▶ [Given problem]: Report the number of lines containing "text", with no other words.

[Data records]
_ _ _ _
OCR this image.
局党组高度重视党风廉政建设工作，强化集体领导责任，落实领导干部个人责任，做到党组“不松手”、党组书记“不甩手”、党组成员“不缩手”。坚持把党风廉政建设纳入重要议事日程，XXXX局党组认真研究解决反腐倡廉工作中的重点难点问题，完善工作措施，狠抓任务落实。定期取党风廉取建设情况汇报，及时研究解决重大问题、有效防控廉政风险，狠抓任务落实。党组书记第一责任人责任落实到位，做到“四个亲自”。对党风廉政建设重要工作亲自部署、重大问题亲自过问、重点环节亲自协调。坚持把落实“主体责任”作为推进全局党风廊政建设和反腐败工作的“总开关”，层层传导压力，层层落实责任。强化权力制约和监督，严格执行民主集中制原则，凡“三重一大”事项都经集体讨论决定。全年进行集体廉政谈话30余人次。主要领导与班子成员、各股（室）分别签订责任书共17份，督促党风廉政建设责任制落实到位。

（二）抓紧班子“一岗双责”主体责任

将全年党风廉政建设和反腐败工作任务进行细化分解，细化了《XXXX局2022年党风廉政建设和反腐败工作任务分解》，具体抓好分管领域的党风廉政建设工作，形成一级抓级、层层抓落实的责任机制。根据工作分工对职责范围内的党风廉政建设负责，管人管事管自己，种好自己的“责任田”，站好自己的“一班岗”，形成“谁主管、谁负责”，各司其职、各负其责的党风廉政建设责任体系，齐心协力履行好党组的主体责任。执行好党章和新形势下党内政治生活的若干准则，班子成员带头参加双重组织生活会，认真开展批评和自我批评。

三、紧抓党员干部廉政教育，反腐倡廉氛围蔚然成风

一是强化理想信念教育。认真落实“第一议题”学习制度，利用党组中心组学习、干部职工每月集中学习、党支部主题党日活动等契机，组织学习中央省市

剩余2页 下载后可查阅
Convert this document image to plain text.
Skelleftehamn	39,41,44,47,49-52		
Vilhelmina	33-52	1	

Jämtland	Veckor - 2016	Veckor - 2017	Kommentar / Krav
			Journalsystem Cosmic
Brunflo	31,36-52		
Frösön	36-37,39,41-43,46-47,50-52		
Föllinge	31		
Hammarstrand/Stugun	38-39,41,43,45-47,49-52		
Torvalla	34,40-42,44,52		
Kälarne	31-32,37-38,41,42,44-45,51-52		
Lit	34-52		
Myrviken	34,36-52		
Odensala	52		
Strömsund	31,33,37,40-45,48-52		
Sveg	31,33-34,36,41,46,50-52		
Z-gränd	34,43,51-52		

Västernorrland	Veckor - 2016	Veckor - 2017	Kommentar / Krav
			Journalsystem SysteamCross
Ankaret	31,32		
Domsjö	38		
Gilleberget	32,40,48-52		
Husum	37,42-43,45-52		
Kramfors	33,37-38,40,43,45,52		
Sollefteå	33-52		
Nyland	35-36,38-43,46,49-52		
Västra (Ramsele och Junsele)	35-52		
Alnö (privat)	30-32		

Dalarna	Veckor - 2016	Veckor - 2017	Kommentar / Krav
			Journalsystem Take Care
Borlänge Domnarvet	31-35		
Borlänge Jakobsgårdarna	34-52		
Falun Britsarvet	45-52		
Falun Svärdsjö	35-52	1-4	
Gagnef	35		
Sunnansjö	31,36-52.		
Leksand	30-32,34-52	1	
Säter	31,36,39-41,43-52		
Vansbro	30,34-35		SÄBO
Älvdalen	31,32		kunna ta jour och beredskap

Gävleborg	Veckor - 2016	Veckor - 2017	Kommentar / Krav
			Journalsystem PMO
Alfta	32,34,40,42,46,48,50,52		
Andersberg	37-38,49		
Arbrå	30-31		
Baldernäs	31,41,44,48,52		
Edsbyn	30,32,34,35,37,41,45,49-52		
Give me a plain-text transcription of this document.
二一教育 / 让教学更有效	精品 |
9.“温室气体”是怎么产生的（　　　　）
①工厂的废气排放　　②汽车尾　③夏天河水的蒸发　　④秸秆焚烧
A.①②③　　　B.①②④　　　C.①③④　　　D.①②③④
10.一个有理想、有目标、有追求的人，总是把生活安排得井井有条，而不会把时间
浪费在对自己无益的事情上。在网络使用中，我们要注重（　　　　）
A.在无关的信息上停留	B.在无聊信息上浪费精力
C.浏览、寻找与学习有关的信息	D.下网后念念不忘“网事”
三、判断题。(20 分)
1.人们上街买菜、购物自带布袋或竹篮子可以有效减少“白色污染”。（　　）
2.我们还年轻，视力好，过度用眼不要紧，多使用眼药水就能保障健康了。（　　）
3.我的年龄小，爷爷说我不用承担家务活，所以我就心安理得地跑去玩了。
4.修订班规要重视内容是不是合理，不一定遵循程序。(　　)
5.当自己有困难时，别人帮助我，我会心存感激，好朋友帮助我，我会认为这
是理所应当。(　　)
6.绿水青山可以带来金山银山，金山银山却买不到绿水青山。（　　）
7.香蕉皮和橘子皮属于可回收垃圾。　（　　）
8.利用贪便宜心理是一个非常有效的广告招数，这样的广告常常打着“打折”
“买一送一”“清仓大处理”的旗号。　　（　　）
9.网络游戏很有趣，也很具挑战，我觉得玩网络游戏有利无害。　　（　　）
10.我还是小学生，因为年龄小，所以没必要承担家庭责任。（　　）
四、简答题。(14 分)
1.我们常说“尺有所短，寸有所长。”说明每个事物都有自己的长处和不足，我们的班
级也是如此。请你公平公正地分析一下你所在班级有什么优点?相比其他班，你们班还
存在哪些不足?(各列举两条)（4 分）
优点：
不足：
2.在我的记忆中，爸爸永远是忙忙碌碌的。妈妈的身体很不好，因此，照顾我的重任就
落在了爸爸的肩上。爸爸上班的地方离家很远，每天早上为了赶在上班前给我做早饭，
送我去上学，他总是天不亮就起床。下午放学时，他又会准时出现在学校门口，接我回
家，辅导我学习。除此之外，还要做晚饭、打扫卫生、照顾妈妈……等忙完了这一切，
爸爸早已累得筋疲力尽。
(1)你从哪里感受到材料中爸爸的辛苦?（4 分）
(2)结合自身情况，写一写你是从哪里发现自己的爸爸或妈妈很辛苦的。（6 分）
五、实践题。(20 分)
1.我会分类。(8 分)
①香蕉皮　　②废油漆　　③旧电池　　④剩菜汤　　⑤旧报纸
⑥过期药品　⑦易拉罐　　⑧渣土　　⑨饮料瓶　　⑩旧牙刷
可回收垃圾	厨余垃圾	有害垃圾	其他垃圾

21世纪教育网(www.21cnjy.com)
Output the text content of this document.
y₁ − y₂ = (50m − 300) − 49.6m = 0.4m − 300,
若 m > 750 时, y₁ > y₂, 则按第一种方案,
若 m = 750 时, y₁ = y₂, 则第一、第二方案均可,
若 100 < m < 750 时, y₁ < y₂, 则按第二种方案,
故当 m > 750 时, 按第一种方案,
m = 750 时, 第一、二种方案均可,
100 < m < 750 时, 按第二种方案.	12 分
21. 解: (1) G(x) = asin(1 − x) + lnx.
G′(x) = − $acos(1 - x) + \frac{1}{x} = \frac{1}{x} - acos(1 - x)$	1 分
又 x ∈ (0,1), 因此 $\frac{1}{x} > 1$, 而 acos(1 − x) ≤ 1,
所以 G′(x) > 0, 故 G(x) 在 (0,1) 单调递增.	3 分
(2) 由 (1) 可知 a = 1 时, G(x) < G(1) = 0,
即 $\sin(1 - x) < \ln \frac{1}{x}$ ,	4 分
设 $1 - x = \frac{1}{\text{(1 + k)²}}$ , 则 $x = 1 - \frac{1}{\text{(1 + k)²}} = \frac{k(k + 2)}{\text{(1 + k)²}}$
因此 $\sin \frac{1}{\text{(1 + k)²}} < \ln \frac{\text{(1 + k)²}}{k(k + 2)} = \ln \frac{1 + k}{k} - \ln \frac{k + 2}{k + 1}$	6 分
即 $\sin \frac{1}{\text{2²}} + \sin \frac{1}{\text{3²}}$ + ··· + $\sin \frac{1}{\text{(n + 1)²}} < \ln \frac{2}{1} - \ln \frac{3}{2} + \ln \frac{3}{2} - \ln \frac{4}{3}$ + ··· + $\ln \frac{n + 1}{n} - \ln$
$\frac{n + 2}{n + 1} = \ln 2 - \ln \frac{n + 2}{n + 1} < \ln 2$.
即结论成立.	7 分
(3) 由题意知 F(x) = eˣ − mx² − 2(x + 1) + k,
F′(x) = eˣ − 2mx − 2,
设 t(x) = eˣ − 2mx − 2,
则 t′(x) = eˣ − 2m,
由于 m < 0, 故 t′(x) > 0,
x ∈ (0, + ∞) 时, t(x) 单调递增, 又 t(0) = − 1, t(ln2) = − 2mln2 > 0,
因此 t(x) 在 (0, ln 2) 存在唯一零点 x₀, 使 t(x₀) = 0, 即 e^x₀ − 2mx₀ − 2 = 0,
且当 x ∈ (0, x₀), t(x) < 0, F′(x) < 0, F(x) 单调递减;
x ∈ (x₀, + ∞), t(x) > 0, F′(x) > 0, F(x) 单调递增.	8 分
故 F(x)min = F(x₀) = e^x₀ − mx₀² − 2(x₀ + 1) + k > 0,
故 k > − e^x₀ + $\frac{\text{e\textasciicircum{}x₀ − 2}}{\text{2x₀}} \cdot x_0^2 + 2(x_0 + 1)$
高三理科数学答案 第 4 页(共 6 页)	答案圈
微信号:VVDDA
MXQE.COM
_ _ _ _
▶ [Full response]: 7